- **SHORT PROBLEM**: Give the number of lines that contain the string "August", and nothing else.

+ + + +

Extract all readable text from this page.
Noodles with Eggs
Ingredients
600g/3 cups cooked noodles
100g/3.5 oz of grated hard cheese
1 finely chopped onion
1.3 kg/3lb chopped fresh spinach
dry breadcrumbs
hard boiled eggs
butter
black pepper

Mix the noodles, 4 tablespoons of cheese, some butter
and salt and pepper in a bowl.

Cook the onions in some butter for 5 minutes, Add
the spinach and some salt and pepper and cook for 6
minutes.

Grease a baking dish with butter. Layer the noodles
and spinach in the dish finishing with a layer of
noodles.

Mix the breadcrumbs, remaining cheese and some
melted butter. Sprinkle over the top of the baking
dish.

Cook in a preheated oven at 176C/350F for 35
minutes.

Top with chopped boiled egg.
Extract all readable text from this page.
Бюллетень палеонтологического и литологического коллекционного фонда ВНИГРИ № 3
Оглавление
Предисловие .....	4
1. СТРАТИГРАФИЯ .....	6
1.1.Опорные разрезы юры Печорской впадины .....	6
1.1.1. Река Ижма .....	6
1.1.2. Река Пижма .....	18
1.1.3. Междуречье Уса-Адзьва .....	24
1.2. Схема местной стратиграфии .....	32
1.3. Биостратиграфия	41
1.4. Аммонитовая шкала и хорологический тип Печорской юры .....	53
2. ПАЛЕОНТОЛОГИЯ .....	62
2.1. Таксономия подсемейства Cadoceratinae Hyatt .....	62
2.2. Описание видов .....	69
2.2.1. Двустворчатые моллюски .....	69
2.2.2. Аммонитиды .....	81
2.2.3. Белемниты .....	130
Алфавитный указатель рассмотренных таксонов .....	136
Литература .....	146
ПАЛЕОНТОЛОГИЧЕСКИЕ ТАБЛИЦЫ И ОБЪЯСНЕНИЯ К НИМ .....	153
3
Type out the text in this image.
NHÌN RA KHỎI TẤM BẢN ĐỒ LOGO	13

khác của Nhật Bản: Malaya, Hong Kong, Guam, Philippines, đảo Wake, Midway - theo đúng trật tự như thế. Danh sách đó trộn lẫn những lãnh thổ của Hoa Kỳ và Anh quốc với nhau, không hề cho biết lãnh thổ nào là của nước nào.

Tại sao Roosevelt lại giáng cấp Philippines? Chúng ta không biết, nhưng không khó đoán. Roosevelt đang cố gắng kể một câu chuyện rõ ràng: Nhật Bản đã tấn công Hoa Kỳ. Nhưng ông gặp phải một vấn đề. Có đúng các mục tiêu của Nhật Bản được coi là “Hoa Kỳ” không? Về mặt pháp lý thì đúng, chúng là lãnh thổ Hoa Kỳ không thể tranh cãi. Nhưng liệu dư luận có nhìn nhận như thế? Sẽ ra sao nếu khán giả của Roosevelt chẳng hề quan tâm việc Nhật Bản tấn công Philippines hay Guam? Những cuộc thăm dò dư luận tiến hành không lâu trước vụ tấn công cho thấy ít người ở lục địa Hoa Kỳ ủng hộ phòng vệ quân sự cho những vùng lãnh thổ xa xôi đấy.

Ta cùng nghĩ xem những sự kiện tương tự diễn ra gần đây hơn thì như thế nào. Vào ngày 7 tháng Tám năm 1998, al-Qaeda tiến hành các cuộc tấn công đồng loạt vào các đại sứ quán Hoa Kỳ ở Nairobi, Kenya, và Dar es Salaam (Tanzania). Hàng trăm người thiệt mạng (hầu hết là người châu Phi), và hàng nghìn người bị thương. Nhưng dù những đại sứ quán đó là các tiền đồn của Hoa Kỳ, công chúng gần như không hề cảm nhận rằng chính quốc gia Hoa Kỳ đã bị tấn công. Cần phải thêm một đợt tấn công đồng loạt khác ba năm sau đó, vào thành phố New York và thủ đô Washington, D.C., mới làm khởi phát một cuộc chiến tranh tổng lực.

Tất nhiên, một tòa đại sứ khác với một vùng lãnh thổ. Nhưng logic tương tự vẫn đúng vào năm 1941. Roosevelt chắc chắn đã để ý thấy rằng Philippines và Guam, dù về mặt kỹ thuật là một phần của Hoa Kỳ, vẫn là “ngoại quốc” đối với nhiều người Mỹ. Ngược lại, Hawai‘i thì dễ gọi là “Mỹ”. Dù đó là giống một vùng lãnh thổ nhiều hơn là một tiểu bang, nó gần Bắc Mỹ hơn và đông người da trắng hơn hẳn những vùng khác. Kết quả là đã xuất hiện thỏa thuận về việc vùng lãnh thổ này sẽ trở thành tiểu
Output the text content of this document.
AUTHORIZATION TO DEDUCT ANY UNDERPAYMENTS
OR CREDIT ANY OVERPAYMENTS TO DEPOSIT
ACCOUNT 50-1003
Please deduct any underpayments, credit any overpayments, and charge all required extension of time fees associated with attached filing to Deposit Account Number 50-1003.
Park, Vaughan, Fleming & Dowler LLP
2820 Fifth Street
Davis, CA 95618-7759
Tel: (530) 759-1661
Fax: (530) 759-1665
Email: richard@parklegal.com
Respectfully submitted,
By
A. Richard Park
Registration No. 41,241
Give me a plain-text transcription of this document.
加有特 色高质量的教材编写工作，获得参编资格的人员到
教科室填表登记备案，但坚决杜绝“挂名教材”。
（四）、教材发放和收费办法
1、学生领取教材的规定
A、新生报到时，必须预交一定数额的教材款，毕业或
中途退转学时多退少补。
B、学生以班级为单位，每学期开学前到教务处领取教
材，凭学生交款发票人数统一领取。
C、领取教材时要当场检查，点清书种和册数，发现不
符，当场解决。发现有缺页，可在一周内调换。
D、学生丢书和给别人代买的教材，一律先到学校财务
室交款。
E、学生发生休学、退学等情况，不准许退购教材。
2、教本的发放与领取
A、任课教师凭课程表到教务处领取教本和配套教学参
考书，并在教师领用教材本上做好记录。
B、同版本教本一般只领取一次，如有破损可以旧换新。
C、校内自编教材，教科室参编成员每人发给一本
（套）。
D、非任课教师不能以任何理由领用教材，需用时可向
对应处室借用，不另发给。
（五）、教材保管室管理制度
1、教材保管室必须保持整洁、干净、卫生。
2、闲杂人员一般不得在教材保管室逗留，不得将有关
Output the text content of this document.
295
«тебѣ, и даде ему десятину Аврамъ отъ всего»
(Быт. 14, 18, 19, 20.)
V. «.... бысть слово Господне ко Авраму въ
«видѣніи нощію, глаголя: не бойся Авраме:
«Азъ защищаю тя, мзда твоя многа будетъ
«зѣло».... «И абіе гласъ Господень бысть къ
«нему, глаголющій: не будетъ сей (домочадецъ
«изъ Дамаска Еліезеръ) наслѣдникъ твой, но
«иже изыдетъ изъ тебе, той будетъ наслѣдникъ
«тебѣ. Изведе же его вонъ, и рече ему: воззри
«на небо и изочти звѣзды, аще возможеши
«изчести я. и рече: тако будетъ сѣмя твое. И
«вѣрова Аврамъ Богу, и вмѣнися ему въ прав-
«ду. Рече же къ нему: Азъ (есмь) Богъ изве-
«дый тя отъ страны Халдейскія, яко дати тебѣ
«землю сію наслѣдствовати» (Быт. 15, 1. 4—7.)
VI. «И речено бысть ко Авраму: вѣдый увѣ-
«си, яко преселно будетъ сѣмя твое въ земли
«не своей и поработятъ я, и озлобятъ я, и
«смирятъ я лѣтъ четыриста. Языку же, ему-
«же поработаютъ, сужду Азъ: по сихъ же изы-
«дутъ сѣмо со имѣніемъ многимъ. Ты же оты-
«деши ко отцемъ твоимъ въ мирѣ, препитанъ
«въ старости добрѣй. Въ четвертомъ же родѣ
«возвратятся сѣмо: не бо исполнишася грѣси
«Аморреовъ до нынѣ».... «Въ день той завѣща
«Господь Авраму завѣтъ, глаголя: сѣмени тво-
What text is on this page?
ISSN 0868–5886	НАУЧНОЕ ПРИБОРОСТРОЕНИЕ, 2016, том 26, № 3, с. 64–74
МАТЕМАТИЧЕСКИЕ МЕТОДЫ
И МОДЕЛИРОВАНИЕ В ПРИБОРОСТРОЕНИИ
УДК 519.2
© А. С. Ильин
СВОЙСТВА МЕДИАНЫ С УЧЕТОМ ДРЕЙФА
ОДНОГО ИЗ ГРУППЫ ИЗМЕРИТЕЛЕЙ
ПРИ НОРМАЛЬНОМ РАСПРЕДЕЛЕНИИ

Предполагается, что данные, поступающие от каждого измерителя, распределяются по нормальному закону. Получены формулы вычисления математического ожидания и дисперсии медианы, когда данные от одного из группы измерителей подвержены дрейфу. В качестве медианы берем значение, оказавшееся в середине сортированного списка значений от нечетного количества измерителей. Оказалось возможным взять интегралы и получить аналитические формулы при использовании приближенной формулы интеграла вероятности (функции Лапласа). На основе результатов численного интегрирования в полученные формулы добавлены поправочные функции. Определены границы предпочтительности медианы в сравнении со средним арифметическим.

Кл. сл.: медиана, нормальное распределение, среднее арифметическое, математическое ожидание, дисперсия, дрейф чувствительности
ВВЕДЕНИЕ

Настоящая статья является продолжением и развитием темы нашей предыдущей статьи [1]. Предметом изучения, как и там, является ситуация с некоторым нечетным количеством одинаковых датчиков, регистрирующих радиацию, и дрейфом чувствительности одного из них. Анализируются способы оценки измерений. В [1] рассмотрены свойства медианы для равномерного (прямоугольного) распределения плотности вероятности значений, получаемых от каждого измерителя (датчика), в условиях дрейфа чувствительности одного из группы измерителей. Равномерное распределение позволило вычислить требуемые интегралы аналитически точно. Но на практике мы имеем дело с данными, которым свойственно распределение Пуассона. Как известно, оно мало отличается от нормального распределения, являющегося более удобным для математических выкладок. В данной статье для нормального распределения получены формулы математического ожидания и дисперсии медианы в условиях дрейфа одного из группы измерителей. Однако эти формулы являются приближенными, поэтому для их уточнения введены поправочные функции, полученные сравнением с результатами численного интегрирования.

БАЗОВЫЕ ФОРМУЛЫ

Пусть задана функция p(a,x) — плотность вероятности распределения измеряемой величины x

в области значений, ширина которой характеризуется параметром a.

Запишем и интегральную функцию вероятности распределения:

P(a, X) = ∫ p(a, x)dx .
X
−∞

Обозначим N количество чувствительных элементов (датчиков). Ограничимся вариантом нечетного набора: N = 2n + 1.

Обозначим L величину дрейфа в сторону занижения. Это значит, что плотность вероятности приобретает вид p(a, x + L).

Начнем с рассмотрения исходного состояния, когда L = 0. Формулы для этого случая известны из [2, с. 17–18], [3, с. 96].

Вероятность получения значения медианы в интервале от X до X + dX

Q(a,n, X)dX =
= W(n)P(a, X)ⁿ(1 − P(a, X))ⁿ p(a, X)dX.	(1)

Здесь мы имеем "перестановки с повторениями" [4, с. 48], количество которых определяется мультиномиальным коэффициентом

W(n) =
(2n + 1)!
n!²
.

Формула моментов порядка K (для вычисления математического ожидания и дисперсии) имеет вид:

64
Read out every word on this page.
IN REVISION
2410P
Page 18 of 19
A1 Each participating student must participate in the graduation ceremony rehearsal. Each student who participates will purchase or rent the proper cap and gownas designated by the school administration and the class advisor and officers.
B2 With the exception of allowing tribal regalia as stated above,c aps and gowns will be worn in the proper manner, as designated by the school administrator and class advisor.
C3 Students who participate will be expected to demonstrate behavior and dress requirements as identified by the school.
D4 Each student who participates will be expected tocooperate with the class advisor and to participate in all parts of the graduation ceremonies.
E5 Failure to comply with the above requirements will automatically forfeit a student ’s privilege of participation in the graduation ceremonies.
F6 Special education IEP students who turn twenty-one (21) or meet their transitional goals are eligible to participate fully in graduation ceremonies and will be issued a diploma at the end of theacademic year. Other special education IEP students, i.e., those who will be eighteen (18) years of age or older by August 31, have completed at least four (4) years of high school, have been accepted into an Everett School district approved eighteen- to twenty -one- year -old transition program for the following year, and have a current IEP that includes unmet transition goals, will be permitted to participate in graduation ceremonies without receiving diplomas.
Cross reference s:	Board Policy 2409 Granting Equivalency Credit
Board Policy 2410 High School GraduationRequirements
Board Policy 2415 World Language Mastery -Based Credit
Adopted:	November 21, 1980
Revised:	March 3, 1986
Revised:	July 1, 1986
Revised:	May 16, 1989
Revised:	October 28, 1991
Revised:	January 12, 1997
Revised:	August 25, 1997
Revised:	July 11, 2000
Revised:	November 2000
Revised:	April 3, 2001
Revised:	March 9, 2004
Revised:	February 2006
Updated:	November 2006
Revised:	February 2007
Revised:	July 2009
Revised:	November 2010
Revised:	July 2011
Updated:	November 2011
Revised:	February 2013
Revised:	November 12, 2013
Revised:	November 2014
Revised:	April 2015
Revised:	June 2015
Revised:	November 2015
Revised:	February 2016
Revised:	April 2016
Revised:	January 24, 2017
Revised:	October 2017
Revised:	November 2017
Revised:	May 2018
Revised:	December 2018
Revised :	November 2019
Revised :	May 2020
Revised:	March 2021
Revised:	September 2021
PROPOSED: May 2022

+ + + +

- **EXPECTED ANSWER**: 2